WORK INSTRUCTIONS: In the entries below, find the lines with the word "Работа" and copy them.

INPUT MATERIAL:
'''
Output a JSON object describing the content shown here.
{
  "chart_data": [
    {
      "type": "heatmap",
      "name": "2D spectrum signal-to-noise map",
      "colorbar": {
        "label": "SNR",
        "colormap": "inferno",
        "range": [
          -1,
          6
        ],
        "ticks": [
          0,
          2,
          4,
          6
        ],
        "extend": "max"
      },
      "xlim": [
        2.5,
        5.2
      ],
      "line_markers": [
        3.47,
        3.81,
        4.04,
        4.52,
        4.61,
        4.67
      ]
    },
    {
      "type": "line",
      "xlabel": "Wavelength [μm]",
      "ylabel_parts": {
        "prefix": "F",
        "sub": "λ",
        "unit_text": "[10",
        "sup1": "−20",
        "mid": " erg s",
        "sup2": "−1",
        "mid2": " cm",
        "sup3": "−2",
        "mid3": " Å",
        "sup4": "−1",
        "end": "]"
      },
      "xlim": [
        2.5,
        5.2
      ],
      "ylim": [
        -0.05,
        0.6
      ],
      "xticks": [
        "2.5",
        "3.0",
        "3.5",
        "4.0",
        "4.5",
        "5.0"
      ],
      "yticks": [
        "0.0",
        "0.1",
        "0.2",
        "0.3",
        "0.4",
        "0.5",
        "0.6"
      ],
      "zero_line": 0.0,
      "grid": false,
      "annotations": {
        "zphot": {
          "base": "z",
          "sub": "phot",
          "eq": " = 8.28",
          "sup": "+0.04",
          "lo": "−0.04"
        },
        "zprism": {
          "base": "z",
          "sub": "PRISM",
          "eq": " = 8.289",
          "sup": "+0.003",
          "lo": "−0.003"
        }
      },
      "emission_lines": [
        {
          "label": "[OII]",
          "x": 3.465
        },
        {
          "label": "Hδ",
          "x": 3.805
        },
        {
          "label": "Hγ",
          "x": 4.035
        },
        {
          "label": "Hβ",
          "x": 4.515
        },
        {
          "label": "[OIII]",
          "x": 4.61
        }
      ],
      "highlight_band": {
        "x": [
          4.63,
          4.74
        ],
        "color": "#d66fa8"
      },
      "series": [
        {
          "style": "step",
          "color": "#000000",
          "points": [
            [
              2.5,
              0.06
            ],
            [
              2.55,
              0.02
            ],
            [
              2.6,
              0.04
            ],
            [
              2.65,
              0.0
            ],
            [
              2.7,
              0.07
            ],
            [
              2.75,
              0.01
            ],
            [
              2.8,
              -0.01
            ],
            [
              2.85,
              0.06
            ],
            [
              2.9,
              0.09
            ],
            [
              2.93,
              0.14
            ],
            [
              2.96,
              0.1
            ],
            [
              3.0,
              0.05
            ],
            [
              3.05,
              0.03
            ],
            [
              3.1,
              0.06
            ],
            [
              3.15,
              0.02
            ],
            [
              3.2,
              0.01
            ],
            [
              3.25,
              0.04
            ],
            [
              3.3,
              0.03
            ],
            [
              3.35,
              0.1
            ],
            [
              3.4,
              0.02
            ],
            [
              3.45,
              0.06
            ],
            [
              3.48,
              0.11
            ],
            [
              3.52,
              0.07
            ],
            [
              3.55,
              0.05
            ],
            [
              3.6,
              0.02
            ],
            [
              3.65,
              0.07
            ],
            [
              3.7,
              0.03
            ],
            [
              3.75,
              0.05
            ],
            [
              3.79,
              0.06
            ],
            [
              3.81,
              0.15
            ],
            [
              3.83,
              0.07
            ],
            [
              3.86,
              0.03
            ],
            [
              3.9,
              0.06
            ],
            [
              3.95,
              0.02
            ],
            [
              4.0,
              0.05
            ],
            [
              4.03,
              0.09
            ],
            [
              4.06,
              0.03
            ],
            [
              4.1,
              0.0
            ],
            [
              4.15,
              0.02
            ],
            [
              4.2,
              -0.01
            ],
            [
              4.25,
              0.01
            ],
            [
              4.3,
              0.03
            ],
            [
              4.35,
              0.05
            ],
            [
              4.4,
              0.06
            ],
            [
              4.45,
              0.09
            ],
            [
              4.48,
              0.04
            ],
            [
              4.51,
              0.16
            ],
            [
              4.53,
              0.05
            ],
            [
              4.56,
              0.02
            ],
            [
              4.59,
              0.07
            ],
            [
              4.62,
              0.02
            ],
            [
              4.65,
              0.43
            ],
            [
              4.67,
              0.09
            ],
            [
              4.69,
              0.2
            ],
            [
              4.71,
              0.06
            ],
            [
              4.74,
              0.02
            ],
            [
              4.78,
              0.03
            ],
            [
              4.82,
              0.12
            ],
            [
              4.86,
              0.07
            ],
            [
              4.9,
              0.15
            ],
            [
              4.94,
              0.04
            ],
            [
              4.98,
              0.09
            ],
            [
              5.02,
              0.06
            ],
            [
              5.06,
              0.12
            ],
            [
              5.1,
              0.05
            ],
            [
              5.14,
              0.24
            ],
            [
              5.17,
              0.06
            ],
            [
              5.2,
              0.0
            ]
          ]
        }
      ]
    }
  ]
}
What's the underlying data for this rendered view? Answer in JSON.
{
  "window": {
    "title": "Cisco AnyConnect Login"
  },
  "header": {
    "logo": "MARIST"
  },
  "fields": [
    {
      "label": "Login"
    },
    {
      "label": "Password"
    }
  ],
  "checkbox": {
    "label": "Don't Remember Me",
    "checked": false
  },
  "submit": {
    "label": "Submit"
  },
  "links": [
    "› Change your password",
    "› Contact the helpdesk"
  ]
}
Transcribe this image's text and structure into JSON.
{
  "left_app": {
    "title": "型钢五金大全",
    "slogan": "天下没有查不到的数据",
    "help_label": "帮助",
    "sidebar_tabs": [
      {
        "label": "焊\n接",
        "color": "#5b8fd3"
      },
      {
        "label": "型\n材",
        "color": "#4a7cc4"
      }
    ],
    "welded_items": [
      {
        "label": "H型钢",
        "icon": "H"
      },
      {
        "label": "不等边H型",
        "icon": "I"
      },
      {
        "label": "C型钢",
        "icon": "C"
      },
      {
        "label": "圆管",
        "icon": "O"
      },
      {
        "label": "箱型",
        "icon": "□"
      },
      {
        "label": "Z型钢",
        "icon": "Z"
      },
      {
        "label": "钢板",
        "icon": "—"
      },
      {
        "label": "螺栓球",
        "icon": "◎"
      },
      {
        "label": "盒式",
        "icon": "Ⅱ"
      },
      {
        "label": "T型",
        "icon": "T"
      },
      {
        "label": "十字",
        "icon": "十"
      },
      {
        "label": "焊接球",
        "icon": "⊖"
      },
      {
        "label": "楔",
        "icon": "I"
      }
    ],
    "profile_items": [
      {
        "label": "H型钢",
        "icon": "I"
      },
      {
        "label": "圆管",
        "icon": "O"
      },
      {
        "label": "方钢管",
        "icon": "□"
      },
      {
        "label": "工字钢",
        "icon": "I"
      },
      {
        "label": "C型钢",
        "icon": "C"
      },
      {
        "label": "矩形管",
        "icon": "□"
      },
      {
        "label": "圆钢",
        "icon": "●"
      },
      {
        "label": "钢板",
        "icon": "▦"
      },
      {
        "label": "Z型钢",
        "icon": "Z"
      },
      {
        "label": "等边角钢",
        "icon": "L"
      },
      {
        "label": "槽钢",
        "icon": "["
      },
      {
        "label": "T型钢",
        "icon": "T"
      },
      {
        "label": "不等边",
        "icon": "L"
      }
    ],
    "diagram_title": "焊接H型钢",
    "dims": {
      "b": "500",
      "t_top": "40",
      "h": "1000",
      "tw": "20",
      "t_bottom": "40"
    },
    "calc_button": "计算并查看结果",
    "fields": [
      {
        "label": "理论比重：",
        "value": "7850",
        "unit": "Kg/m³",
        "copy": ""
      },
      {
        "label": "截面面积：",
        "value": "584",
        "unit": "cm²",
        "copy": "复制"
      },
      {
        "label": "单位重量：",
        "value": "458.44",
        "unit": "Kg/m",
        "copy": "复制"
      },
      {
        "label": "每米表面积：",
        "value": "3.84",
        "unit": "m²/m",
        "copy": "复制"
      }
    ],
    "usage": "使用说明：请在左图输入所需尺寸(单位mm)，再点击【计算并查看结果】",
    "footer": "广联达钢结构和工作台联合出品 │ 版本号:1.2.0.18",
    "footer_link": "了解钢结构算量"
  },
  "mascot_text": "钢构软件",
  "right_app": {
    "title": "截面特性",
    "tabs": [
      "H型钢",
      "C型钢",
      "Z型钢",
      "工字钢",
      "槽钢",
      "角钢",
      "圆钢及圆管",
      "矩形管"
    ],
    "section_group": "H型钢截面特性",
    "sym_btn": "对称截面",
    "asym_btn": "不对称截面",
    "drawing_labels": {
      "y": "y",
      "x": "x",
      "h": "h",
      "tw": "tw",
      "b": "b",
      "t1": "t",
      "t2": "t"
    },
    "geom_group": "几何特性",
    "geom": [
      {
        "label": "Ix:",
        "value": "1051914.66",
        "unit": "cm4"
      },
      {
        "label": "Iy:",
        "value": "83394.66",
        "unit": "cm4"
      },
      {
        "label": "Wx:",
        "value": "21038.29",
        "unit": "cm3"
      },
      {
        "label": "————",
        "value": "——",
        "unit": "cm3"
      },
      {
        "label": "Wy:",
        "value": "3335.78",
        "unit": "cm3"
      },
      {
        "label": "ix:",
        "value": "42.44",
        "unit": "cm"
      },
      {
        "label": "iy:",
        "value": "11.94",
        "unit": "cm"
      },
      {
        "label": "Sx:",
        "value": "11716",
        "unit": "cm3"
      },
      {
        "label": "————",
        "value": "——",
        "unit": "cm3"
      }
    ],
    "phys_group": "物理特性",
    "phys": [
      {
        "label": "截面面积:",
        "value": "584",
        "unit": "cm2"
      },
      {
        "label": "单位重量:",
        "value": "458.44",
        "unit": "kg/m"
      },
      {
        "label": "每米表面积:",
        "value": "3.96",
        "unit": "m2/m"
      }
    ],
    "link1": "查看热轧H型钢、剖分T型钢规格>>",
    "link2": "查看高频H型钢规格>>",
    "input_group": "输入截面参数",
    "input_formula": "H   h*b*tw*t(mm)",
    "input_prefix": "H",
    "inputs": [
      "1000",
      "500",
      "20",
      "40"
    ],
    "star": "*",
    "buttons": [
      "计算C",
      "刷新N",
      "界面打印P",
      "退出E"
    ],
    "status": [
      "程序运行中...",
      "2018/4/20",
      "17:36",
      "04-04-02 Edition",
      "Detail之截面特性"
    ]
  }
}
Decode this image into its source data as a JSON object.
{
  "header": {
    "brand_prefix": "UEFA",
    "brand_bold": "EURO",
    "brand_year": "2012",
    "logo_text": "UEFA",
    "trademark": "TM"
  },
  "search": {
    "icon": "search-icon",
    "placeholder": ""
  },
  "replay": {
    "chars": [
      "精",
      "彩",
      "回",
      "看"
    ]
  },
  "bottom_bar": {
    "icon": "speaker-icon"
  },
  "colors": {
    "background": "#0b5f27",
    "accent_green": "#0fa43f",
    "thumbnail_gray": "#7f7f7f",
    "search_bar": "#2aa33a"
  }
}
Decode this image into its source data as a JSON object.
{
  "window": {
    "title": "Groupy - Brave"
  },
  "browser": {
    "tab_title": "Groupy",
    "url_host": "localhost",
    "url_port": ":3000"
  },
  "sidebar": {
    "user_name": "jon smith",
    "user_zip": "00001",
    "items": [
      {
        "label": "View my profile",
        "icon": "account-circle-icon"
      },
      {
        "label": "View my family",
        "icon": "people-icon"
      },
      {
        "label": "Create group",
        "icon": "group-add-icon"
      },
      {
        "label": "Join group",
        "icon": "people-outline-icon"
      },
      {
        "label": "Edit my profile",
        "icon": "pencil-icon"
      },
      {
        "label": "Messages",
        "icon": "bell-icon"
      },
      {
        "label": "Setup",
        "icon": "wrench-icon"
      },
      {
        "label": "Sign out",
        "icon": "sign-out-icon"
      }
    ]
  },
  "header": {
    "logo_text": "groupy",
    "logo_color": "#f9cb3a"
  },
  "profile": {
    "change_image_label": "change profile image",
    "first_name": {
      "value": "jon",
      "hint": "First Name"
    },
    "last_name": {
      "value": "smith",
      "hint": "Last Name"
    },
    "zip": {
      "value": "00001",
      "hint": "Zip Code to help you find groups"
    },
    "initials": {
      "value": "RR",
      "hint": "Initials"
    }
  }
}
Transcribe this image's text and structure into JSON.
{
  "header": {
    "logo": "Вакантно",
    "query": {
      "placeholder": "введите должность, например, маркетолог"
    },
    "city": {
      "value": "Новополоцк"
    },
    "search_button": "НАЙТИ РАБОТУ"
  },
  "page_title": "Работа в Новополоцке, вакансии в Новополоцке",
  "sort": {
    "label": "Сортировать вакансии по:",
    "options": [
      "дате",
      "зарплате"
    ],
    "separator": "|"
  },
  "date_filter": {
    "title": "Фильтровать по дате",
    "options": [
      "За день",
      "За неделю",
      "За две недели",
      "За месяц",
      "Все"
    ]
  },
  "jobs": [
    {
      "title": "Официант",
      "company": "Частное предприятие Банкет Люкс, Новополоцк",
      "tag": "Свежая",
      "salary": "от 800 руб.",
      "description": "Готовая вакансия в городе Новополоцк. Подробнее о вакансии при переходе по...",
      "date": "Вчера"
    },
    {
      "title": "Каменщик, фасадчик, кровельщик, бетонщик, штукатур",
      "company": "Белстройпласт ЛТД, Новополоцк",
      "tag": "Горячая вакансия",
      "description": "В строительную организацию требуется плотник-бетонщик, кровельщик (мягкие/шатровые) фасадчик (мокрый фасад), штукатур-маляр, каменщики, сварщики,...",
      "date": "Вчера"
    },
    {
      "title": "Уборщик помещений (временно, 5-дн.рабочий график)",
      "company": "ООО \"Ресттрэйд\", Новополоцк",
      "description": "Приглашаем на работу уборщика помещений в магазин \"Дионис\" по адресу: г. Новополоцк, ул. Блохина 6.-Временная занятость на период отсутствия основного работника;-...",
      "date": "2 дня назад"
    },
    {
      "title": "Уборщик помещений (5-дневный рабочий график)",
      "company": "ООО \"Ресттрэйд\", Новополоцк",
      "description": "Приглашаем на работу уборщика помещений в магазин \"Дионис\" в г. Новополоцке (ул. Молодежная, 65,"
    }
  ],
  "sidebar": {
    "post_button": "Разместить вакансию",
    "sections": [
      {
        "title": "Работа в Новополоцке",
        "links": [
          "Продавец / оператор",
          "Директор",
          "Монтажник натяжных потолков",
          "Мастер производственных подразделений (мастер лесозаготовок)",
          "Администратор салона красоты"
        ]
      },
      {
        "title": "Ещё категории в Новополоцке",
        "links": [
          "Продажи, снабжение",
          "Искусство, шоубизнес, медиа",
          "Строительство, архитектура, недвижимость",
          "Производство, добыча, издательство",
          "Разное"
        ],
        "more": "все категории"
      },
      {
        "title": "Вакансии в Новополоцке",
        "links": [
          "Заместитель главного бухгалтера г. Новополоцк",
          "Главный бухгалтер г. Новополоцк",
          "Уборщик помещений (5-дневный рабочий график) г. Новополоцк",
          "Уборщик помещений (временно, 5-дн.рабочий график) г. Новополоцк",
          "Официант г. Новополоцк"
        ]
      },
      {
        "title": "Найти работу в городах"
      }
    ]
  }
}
'''
RESPONSE FOR THIS EXERCISE:
  "page_title": "Работа в Новополоцке, вакансии в Новополоцке",
        "title": "Работа в Новополоцке",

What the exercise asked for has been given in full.